Stored data
══════════════════════════════

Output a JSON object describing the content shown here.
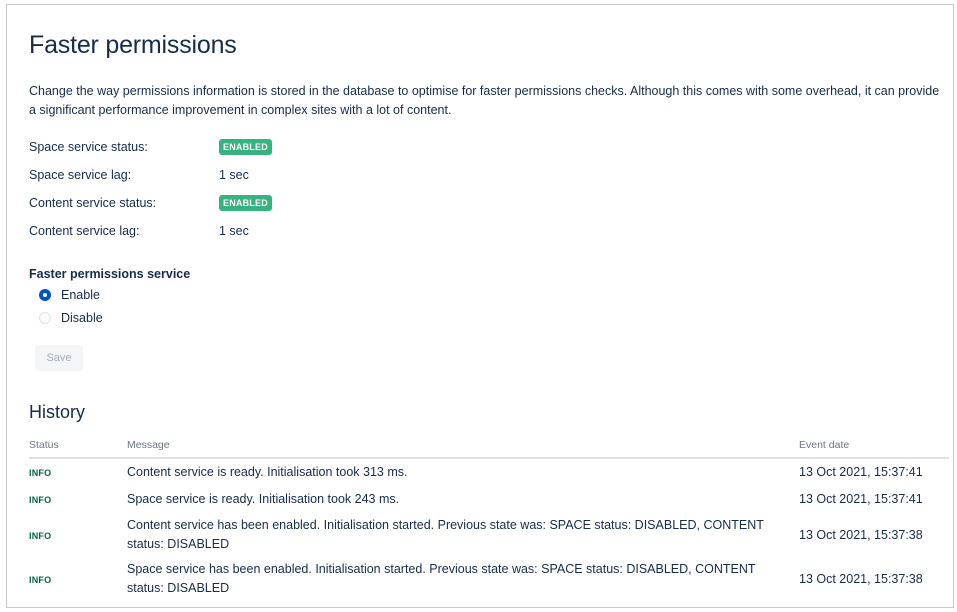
{
  "page": {
    "title": "Faster permissions",
    "description": "Change the way permissions information is stored in the database to optimise for faster permissions checks. Although this comes with some overhead, it can provide a significant performance improvement in complex sites with a lot of content."
  },
  "status": {
    "space_status_label": "Space service status:",
    "space_status_value": "ENABLED",
    "space_lag_label": "Space service lag:",
    "space_lag_value": "1 sec",
    "content_status_label": "Content service status:",
    "content_status_value": "ENABLED",
    "content_lag_label": "Content service lag:",
    "content_lag_value": "1 sec"
  },
  "service": {
    "heading": "Faster permissions service",
    "options": [
      {
        "label": "Enable",
        "selected": true
      },
      {
        "label": "Disable",
        "selected": false
      }
    ],
    "save_label": "Save"
  },
  "history": {
    "heading": "History",
    "columns": [
      "Status",
      "Message",
      "Event date"
    ],
    "rows": [
      {
        "status": "INFO",
        "message": "Content service is ready. Initialisation took 313 ms.",
        "date": "13 Oct 2021, 15:37:41"
      },
      {
        "status": "INFO",
        "message": "Space service is ready. Initialisation took 243 ms.",
        "date": "13 Oct 2021, 15:37:41"
      },
      {
        "status": "INFO",
        "message": "Content service has been enabled. Initialisation started. Previous state was: SPACE status: DISABLED, CONTENT status: DISABLED",
        "date": "13 Oct 2021, 15:37:38"
      },
      {
        "status": "INFO",
        "message": "Space service has been enabled. Initialisation started. Previous state was: SPACE status: DISABLED, CONTENT status: DISABLED",
        "date": "13 Oct 2021, 15:37:38"
      }
    ]
  },
  "colors": {
    "enabled_lozenge": "#36b37e",
    "info_text": "#006644",
    "radio_selected": "#0052cc"
  }
}
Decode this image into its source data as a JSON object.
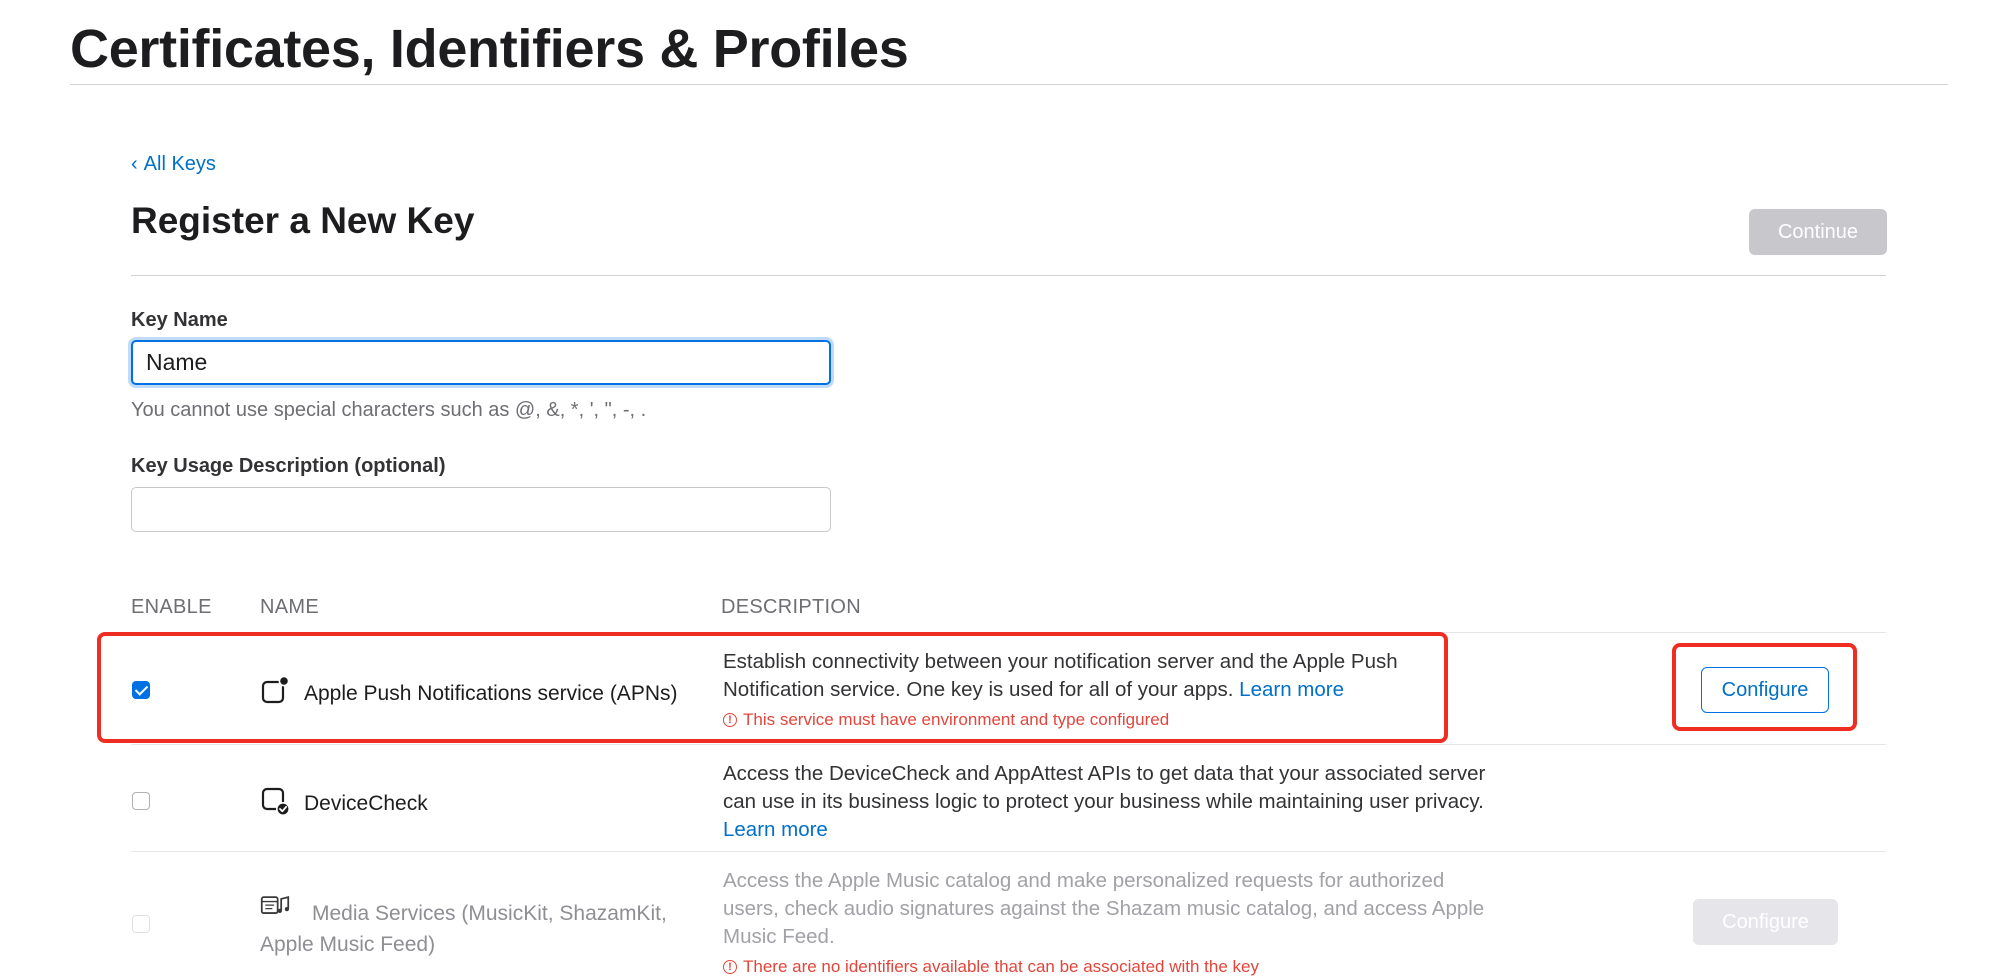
{
  "header": {
    "title": "Certificates, Identifiers & Profiles"
  },
  "nav": {
    "back_chevron": "‹",
    "back_label": "All Keys"
  },
  "section": {
    "title": "Register a New Key",
    "continue_label": "Continue"
  },
  "form": {
    "key_name": {
      "label": "Key Name",
      "value": "Name",
      "hint": "You cannot use special characters such as @, &, *, ', \", -, ."
    },
    "usage_description": {
      "label": "Key Usage Description (optional)",
      "value": ""
    }
  },
  "table": {
    "headers": {
      "enable": "ENABLE",
      "name": "NAME",
      "description": "DESCRIPTION"
    },
    "rows": [
      {
        "enabled": true,
        "icon": "push-notification-icon",
        "name": "Apple Push Notifications service (APNs)",
        "description": "Establish connectivity between your notification server and the Apple Push Notification service. One key is used for all of your apps.",
        "learn_more": "Learn more",
        "warning": "This service must have environment and type configured",
        "configure_label": "Configure"
      },
      {
        "enabled": false,
        "icon": "device-check-icon",
        "name": "DeviceCheck",
        "description": "Access the DeviceCheck and AppAttest APIs to get data that your associated server can use in its business logic to protect your business while maintaining user privacy.",
        "learn_more": "Learn more"
      },
      {
        "enabled": false,
        "disabled": true,
        "icon": "media-services-icon",
        "name": "Media Services (MusicKit, ShazamKit, Apple Music Feed)",
        "description": "Access the Apple Music catalog and make personalized requests for authorized users, check audio signatures against the Shazam music catalog, and access Apple Music Feed.",
        "warning": "There are no identifiers available that can be associated with the key",
        "configure_label": "Configure"
      }
    ]
  },
  "colors": {
    "accent": "#0071e3",
    "link": "#0070c9",
    "warning": "#e3453b",
    "highlight": "#f02d22"
  }
}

══════════════════════════════

Written problem: Count how many lines of the data include the word "permissions". Your reply should be that number alone.

Answer for the task: 3